→ **Written problem**:
Update the lines below by changing each instance of "Number of Clusters" to "Cluster Count", leaving everything else unchanged.

→ **Records for the task**:
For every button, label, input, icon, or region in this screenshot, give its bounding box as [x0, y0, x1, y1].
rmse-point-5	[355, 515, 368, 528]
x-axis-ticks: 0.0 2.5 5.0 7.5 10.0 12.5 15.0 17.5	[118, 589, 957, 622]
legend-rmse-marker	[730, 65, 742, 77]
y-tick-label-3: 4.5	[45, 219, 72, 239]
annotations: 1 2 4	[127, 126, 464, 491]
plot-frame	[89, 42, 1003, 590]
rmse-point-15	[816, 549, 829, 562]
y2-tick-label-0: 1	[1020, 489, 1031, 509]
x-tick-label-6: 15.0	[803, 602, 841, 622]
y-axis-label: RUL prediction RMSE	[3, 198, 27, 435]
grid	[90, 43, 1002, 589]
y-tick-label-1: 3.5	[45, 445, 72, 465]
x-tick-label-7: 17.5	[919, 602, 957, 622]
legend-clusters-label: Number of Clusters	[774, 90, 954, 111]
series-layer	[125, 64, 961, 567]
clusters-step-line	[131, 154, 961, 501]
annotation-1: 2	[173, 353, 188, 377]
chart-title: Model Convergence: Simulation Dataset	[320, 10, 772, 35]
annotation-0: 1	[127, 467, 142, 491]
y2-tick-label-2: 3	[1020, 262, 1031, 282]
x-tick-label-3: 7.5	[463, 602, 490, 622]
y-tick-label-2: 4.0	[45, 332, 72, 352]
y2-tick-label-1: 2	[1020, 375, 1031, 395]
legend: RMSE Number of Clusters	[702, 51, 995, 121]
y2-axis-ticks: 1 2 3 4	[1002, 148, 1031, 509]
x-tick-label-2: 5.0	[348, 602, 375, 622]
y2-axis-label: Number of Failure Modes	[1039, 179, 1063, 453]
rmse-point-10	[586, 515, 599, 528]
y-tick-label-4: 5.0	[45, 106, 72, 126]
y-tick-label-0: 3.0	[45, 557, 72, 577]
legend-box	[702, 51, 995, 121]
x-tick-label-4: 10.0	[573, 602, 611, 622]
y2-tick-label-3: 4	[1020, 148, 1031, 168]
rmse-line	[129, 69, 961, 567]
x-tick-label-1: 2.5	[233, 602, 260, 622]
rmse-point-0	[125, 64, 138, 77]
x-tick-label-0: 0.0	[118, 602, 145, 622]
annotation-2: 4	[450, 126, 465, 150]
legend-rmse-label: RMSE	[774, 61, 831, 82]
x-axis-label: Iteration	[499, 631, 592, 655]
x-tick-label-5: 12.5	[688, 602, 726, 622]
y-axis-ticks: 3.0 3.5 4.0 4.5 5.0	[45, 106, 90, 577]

→ **Correct response**:
For every button, label, input, icon, or region in this screenshot, give its bounding box as [x0, y0, x1, y1].
rmse-point-5	[355, 515, 368, 528]
x-axis-ticks: 0.0 2.5 5.0 7.5 10.0 12.5 15.0 17.5	[118, 589, 957, 622]
legend-rmse-marker	[730, 65, 742, 77]
y-tick-label-3: 4.5	[45, 219, 72, 239]
annotations: 1 2 4	[127, 126, 464, 491]
plot-frame	[89, 42, 1003, 590]
rmse-point-15	[816, 549, 829, 562]
y2-tick-label-0: 1	[1020, 489, 1031, 509]
x-tick-label-6: 15.0	[803, 602, 841, 622]
y-axis-label: RUL prediction RMSE	[3, 198, 27, 435]
grid	[90, 43, 1002, 589]
y-tick-label-1: 3.5	[45, 445, 72, 465]
x-tick-label-7: 17.5	[919, 602, 957, 622]
legend-clusters-label: Cluster Count	[774, 90, 954, 111]
series-layer	[125, 64, 961, 567]
clusters-step-line	[131, 154, 961, 501]
annotation-1: 2	[173, 353, 188, 377]
chart-title: Model Convergence: Simulation Dataset	[320, 10, 772, 35]
annotation-0: 1	[127, 467, 142, 491]
y2-tick-label-2: 3	[1020, 262, 1031, 282]
x-tick-label-3: 7.5	[463, 602, 490, 622]
y-tick-label-2: 4.0	[45, 332, 72, 352]
y2-tick-label-1: 2	[1020, 375, 1031, 395]
legend: RMSE Cluster Count	[702, 51, 995, 121]
y2-axis-ticks: 1 2 3 4	[1002, 148, 1031, 509]
x-tick-label-2: 5.0	[348, 602, 375, 622]
y2-axis-label: Number of Failure Modes	[1039, 179, 1063, 453]
rmse-point-10	[586, 515, 599, 528]
y-tick-label-4: 5.0	[45, 106, 72, 126]
y-tick-label-0: 3.0	[45, 557, 72, 577]
legend-box	[702, 51, 995, 121]
x-tick-label-4: 10.0	[573, 602, 611, 622]
y2-tick-label-3: 4	[1020, 148, 1031, 168]
rmse-line	[129, 69, 961, 567]
x-tick-label-1: 2.5	[233, 602, 260, 622]
rmse-point-0	[125, 64, 138, 77]
x-tick-label-0: 0.0	[118, 602, 145, 622]
annotation-2: 4	[450, 126, 465, 150]
legend-rmse-label: RMSE	[774, 61, 831, 82]
x-axis-label: Iteration	[499, 631, 592, 655]
x-tick-label-5: 12.5	[688, 602, 726, 622]
y-axis-ticks: 3.0 3.5 4.0 4.5 5.0	[45, 106, 90, 577]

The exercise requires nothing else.